- **Estratto della fonte**:
▽
PASSIONE, WHERE ARE YOU?
di Francesca Amidei
A nord di Roma, nella segreteria di un circoletto underground,
si parla del tempo che fu. Generazioni a confronto che ricordano infanzie
passate. Tempi in cui la tecnologia nasceva, ma non aveva ancora tolto spazio
alla creatività. Le naturali bravate venivano condivise live con gli amici di
turno, non contaminate dalla spasmodica ricerca del like.
Sicuro godevamo di più libertà, scuola a parte, rispetto alla
odierna tendenza dei pomeriggi programmati. Sceglievamo un solo sport, nel
nostro caso il tennis, e facevamo carte false per prolungare la permanenza sul
campo ben oltre il termine dell'allenamento. Capace che dovevamo aspettare
anche un paio d'ore e palleggiare nei campetti con i bimbi del mini tennis. Ma
eravamo disposti a tutto pur di ottenere un campo per finire il match, iniziato
quando batteva ancora il sole.
△
- **Dati forniti**:
▽
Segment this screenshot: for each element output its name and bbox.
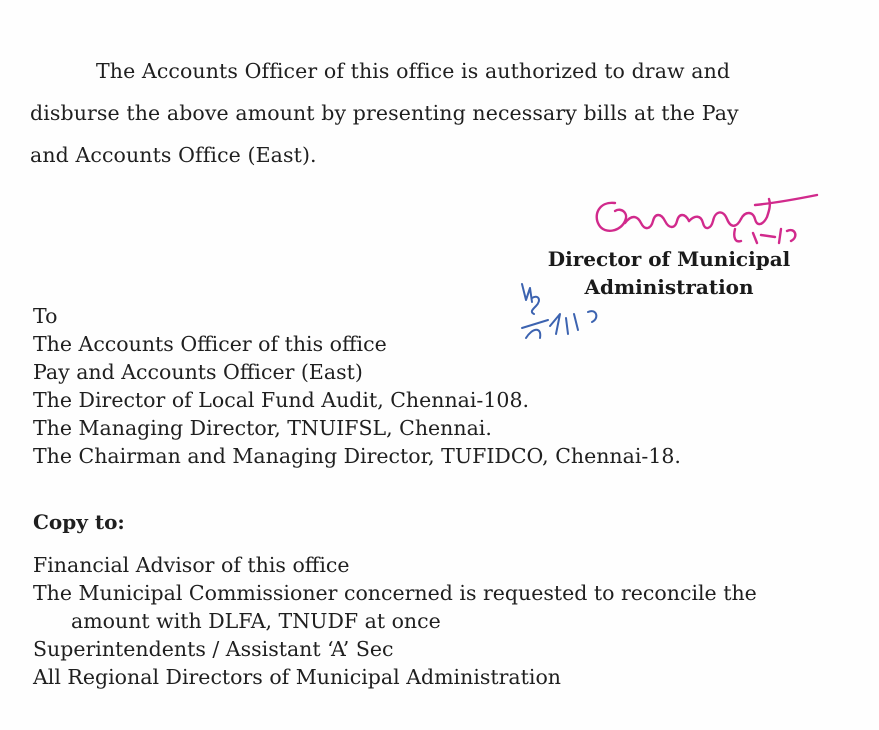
△
- **Sfide**:
1. Secondo l'estratto della fonte, dove si trova la segreteria del circoletto underground?
2. Riassumi in forma più breve il paragrafo dell'estratto della fonte che comincia con "Sicuro godevamo di più libertà", mantenendone i fatti principali.
3. Cita testualmente dall'estratto della fonte tutto il passo che va da "Sicuro godevamo di" giù fino a "ancora il sole.".

- **Soluzioni**:
1. A nord di Roma.

2. Rispetto ai pomeriggi programmati di oggi avevamo più libertà, scuola a parte. Praticavamo un solo sport, il tennis, e facevamo di tutto per restare in campo oltre la fine dell'allenamento. Eravamo pronti ad aspettare anche un paio d'ore, palleggiando con i bimbi del mini tennis, pur di avere un campo e finire il match iniziato quando c'era ancora il sole.

3.
Sicuro godevamo di più libertà, scuola a parte, rispetto alla
odierna tendenza dei pomeriggi programmati. Sceglievamo un solo sport, nel
nostro caso il tennis, e facevamo carte false per prolungare la permanenza sul
campo ben oltre il termine dell'allenamento. Capace che dovevamo aspettare
anche un paio d'ore e palleggiare nei campetti con i bimbi del mini tennis. Ma
eravamo disposti a tutto pur di ottenere un campo per finire il match, iniziato
quando batteva ancora il sole.